== EXTRACTED ENTRIES ==
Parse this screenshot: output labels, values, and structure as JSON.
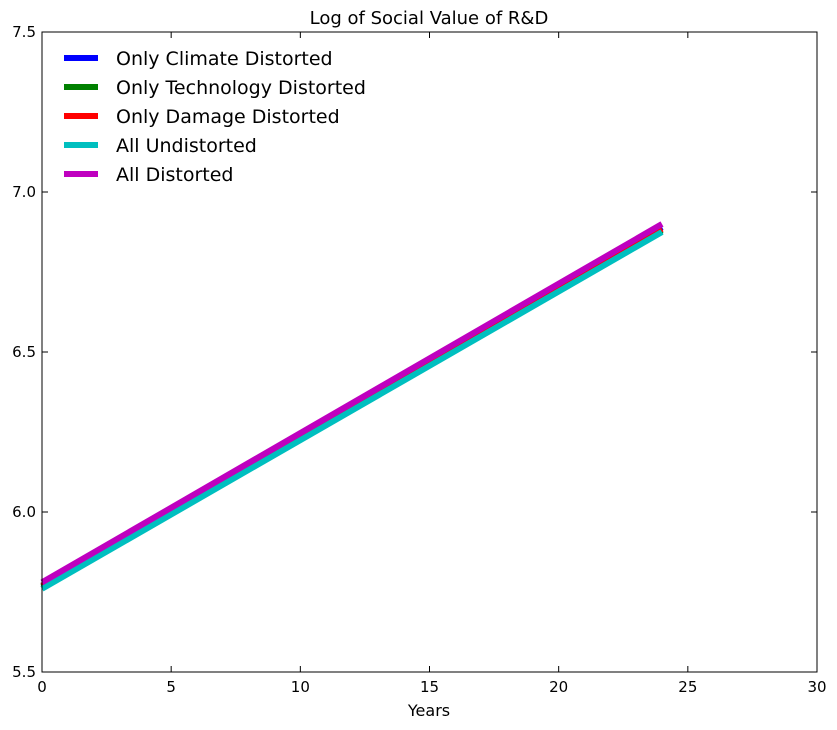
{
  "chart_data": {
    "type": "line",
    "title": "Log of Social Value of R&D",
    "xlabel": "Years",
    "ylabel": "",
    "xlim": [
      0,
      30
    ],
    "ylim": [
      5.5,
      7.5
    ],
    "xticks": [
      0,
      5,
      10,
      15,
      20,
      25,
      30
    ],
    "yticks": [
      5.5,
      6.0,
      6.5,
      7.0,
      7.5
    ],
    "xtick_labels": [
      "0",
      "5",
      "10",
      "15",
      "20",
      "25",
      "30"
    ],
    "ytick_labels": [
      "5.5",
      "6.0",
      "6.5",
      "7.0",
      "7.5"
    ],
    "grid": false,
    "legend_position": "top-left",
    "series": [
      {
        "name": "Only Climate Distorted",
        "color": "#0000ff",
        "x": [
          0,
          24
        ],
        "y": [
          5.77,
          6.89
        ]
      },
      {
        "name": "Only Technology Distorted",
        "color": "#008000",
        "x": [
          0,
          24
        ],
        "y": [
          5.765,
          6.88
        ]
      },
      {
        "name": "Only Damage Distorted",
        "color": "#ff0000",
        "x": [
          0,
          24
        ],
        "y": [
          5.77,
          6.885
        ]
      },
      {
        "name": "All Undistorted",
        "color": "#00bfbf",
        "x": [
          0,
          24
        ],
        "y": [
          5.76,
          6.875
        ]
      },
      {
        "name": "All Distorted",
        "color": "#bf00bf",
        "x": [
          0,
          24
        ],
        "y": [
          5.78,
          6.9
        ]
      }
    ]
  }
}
===
WHAT TO WORK ON. Leave out all images, then reproduce the entries above exactly.

EXERCISE SOLUTION.
Parse this screenshot: output labels, values, and structure as JSON.
{
  "chart_data": {
    "type": "line",
    "title": "Log of Social Value of R&D",
    "xlabel": "Years",
    "ylabel": "",
    "xlim": [
      0,
      30
    ],
    "ylim": [
      5.5,
      7.5
    ],
    "xticks": [
      0,
      5,
      10,
      15,
      20,
      25,
      30
    ],
    "yticks": [
      5.5,
      6.0,
      6.5,
      7.0,
      7.5
    ],
    "xtick_labels": [
      "0",
      "5",
      "10",
      "15",
      "20",
      "25",
      "30"
    ],
    "ytick_labels": [
      "5.5",
      "6.0",
      "6.5",
      "7.0",
      "7.5"
    ],
    "grid": false,
    "legend_position": "top-left",
    "series": [
      {
        "name": "Only Climate Distorted",
        "color": "#0000ff",
        "x": [
          0,
          24
        ],
        "y": [
          5.77,
          6.89
        ]
      },
      {
        "name": "Only Technology Distorted",
        "color": "#008000",
        "x": [
          0,
          24
        ],
        "y": [
          5.765,
          6.88
        ]
      },
      {
        "name": "Only Damage Distorted",
        "color": "#ff0000",
        "x": [
          0,
          24
        ],
        "y": [
          5.77,
          6.885
        ]
      },
      {
        "name": "All Undistorted",
        "color": "#00bfbf",
        "x": [
          0,
          24
        ],
        "y": [
          5.76,
          6.875
        ]
      },
      {
        "name": "All Distorted",
        "color": "#bf00bf",
        "x": [
          0,
          24
        ],
        "y": [
          5.78,
          6.9
        ]
      }
    ]
  }
}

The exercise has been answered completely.